*** RECORDS TO PROCESS ***

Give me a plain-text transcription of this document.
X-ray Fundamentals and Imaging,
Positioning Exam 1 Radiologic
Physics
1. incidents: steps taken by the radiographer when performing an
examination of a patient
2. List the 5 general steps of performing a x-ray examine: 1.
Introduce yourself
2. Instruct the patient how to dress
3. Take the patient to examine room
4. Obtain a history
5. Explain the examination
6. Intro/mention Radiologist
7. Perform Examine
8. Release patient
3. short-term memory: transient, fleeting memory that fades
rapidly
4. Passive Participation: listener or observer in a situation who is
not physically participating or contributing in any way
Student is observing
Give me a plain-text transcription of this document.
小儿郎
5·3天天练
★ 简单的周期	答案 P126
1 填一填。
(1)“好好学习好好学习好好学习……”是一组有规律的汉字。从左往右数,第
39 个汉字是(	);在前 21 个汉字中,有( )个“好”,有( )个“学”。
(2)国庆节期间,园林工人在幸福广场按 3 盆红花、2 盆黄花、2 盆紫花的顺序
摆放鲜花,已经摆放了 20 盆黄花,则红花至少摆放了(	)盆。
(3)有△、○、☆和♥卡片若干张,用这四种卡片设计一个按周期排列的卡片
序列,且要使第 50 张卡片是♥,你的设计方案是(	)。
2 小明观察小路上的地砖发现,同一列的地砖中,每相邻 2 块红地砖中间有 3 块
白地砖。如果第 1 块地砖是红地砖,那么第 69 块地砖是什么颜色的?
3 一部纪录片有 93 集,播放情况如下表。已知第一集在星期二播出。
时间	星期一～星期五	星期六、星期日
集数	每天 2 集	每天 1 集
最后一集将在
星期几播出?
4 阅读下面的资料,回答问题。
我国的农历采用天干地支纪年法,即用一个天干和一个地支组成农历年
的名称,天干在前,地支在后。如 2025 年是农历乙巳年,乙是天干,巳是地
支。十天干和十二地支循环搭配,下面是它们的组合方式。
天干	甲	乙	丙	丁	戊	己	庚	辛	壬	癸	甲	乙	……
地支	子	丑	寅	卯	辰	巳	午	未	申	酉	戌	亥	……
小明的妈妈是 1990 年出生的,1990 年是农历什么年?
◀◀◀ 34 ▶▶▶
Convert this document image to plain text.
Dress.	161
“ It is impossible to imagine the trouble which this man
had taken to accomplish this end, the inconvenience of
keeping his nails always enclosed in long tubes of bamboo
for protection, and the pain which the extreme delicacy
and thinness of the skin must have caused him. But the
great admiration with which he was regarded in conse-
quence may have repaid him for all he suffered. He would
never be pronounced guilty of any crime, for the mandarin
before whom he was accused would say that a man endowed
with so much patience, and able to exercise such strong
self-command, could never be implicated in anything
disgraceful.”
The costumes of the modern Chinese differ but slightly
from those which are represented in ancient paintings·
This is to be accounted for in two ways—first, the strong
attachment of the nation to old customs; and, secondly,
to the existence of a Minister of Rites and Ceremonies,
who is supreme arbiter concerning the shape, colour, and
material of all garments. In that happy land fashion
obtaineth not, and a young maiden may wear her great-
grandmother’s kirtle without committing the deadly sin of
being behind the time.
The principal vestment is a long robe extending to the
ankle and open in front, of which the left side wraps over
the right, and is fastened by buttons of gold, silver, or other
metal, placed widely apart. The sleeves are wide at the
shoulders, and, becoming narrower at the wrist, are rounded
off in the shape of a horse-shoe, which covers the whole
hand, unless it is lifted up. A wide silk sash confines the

***

§ WHAT TO PRODUCE: Return each line among the entries that holds the word "which".

§ SOLVED EXERCISE:
“ It is impossible to imagine the trouble which this man
for protection, and the pain which the extreme delicacy
great admiration with which he was regarded in conse-
from those which are represented in ancient paintings·
ankle and open in front, of which the left side wraps over
off in the shape of a horse-shoe, which covers the whole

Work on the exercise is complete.